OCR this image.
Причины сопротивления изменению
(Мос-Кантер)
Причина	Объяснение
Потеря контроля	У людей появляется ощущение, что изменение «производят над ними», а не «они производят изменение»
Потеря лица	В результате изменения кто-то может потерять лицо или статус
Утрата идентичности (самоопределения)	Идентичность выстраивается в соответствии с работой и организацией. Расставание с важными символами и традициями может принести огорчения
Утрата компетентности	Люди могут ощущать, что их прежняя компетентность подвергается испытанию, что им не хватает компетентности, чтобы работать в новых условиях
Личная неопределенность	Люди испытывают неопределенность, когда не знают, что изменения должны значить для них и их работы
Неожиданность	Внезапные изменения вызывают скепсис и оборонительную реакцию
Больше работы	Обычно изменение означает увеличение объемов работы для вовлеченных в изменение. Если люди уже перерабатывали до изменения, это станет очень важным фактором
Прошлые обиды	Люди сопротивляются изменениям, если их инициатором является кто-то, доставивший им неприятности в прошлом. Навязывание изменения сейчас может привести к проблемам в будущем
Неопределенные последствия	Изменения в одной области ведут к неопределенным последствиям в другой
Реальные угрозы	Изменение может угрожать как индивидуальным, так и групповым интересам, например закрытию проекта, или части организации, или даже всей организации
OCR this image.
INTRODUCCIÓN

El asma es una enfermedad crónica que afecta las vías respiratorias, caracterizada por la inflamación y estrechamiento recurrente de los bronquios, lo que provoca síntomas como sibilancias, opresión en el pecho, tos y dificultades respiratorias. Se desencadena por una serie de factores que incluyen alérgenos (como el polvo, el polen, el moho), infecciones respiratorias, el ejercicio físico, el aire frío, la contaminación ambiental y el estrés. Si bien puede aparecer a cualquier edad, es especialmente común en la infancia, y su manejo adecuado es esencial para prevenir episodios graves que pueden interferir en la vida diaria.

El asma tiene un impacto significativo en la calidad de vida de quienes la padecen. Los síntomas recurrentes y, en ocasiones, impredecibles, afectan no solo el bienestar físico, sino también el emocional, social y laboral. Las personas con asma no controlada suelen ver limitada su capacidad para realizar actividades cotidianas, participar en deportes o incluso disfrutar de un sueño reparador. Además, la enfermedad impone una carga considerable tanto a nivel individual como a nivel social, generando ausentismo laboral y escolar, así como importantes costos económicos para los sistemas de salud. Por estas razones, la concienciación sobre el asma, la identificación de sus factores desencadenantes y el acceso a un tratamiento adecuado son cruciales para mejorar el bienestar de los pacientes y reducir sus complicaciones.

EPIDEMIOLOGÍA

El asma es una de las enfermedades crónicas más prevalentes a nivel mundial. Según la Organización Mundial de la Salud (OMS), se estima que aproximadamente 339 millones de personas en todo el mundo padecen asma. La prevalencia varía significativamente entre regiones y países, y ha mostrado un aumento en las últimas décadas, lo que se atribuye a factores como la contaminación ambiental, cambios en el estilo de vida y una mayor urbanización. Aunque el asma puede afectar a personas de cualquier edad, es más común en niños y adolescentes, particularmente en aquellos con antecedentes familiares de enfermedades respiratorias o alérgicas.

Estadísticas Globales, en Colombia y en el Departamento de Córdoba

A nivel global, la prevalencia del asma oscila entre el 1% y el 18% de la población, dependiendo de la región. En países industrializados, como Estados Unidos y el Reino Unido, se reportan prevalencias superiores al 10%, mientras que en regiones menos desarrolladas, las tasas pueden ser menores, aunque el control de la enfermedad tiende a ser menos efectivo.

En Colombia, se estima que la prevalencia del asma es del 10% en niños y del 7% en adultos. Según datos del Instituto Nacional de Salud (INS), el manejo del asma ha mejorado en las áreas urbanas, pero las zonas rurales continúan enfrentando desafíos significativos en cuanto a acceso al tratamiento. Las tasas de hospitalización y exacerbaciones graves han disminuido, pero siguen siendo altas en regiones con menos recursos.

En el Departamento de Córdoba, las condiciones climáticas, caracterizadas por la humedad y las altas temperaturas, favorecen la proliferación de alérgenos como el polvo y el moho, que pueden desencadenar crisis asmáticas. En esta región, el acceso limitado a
—————
**Brief**: All of the entries should be written out again exactly.

**Task response**:
OCR this image.
Причины сопротивления изменению
(Мос-Кантер)
Причина	Объяснение
Потеря контроля	У людей появляется ощущение, что изменение «производят над ними», а не «они производят изменение»
Потеря лица	В результате изменения кто-то может потерять лицо или статус
Утрата идентичности (самоопределения)	Идентичность выстраивается в соответствии с работой и организацией. Расставание с важными символами и традициями может принести огорчения
Утрата компетентности	Люди могут ощущать, что их прежняя компетентность подвергается испытанию, что им не хватает компетентности, чтобы работать в новых условиях
Личная неопределенность	Люди испытывают неопределенность, когда не знают, что изменения должны значить для них и их работы
Неожиданность	Внезапные изменения вызывают скепсис и оборонительную реакцию
Больше работы	Обычно изменение означает увеличение объемов работы для вовлеченных в изменение. Если люди уже перерабатывали до изменения, это станет очень важным фактором
Прошлые обиды	Люди сопротивляются изменениям, если их инициатором является кто-то, доставивший им неприятности в прошлом. Навязывание изменения сейчас может привести к проблемам в будущем
Неопределенные последствия	Изменения в одной области ведут к неопределенным последствиям в другой
Реальные угрозы	Изменение может угрожать как индивидуальным, так и групповым интересам, например закрытию проекта, или части организации, или даже всей организации
OCR this image.
INTRODUCCIÓN

El asma es una enfermedad crónica que afecta las vías respiratorias, caracterizada por la inflamación y estrechamiento recurrente de los bronquios, lo que provoca síntomas como sibilancias, opresión en el pecho, tos y dificultades respiratorias. Se desencadena por una serie de factores que incluyen alérgenos (como el polvo, el polen, el moho), infecciones respiratorias, el ejercicio físico, el aire frío, la contaminación ambiental y el estrés. Si bien puede aparecer a cualquier edad, es especialmente común en la infancia, y su manejo adecuado es esencial para prevenir episodios graves que pueden interferir en la vida diaria.

El asma tiene un impacto significativo en la calidad de vida de quienes la padecen. Los síntomas recurrentes y, en ocasiones, impredecibles, afectan no solo el bienestar físico, sino también el emocional, social y laboral. Las personas con asma no controlada suelen ver limitada su capacidad para realizar actividades cotidianas, participar en deportes o incluso disfrutar de un sueño reparador. Además, la enfermedad impone una carga considerable tanto a nivel individual como a nivel social, generando ausentismo laboral y escolar, así como importantes costos económicos para los sistemas de salud. Por estas razones, la concienciación sobre el asma, la identificación de sus factores desencadenantes y el acceso a un tratamiento adecuado son cruciales para mejorar el bienestar de los pacientes y reducir sus complicaciones.

EPIDEMIOLOGÍA

El asma es una de las enfermedades crónicas más prevalentes a nivel mundial. Según la Organización Mundial de la Salud (OMS), se estima que aproximadamente 339 millones de personas en todo el mundo padecen asma. La prevalencia varía significativamente entre regiones y países, y ha mostrado un aumento en las últimas décadas, lo que se atribuye a factores como la contaminación ambiental, cambios en el estilo de vida y una mayor urbanización. Aunque el asma puede afectar a personas de cualquier edad, es más común en niños y adolescentes, particularmente en aquellos con antecedentes familiares de enfermedades respiratorias o alérgicas.

Estadísticas Globales, en Colombia y en el Departamento de Córdoba

A nivel global, la prevalencia del asma oscila entre el 1% y el 18% de la población, dependiendo de la región. En países industrializados, como Estados Unidos y el Reino Unido, se reportan prevalencias superiores al 10%, mientras que en regiones menos desarrolladas, las tasas pueden ser menores, aunque el control de la enfermedad tiende a ser menos efectivo.

En Colombia, se estima que la prevalencia del asma es del 10% en niños y del 7% en adultos. Según datos del Instituto Nacional de Salud (INS), el manejo del asma ha mejorado en las áreas urbanas, pero las zonas rurales continúan enfrentando desafíos significativos en cuanto a acceso al tratamiento. Las tasas de hospitalización y exacerbaciones graves han disminuido, pero siguen siendo altas en regiones con menos recursos.

En el Departamento de Córdoba, las condiciones climáticas, caracterizadas por la humedad y las altas temperaturas, favorecen la proliferación de alérgenos como el polvo y el moho, que pueden desencadenar crisis asmáticas. En esta región, el acceso limitado a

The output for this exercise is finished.